* WORK TO BE COMPLETED
Copy each line that contains the string "times".

[Start of PROVIDED INFORMATION]

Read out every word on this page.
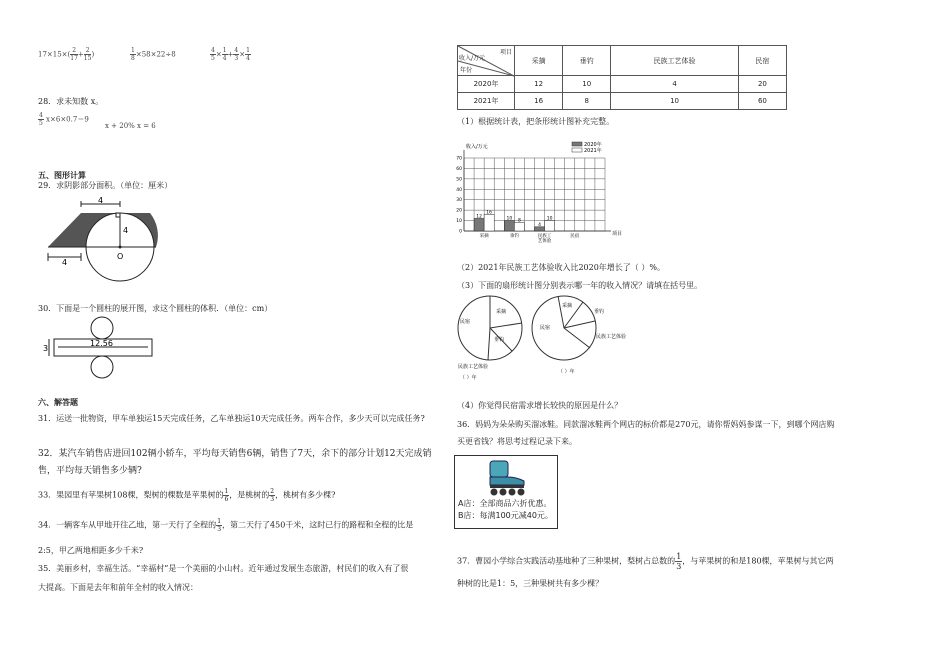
$17\times 15\times( \frac{2}{17} + \frac{2}{15}$ )	$\frac{1}{8} \times 58\times 22\div 8$	$\frac{4}{5} \times \frac{1}{4} + \frac{4}{3} \times \frac{1}{4}$
28．求未知数 x。
$\frac{4}{5} x\times 6\times 0.7=9$
x + 20% x = 6
五、图形计算
29．求阴影部分面积。（单位：厘米）
4
4
4
O
30．下面是一个圆柱的展开图，求这个圆柱的体积．（单位：cm）
12.56
3
六、解答题
31．运送一批物资，甲车单独运15天完成任务，乙车单独运10天完成任务。两车合作，多少天可以完成任务?
32．某汽车销售店进回102辆小轿车，平均每天销售6辆，销售了7天，余下的部分计划12天完成销售，平均每天销售多少辆?
33．果园里有苹果树108棵，梨树的棵数是苹果树的 $\frac{1}{6}$ ，是桃树的 $\frac{2}{3}$ ，桃树有多少棵?
34．一辆客车从甲地开往乙地，第一天行了全程的 $\frac{1}{3}$ ，第二天行了450千米，这时已行的路程和全程的比是
2:5，甲乙两地相距多少千米?
35．美丽乡村，幸福生活。“幸福村”是一个美丽的小山村。近年通过发展生态旅游，村民们的收入有了很
大提高。下面是去年和前年全村的收入情况：
项目
收入/万元
年份	采摘	垂钓	民族工艺体验	民宿
2020年	12	10	4	20
2021年	16	8	10	60
（1）根据统计表，把条形统计图补充完整。
0
10
20
30
40
50
60
70
12
16
采摘
10 8
垂钓
4
10
民族工
艺体验
民宿
收入/万元
项目
2020年
2021年
（2）2021年民族工艺体验收入比2020年增长了（ ）%。
（3）下面的扇形统计图分别表示哪一年的收入情况？请填在括号里。
民宿
采摘
垂钓
民族工艺体验
（ ）年
民宿
采摘
垂钓
民族工艺体验
（ ）年
（4）你觉得民宿需求增长较快的原因是什么？
36．妈妈为朵朵购买溜冰鞋。同款溜冰鞋两个网店的标价都是270元，请你帮妈妈参谋一下，到哪个网店购
买更省钱？将思考过程记录下来。
A店：全部商品六折优惠。
B店：每满100元减40元。
37．曹园小学综合实践活动基地种了三种果树，梨树占总数的 $\frac{1}{3}$ ，与苹果树的和是180棵，苹果树与其它两
种树的比是1：5，三种果树共有多少棵？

[End of PROVIDED INFORMATION]

* EXERCISE OUTPUT
$17\times 15\times( \frac{2}{17} + \frac{2}{15}$ )	$\frac{1}{8} \times 58\times 22\div 8$	$\frac{4}{5} \times \frac{1}{4} + \frac{4}{3} \times \frac{1}{4}$
$\frac{4}{5} x\times 6\times 0.7=9$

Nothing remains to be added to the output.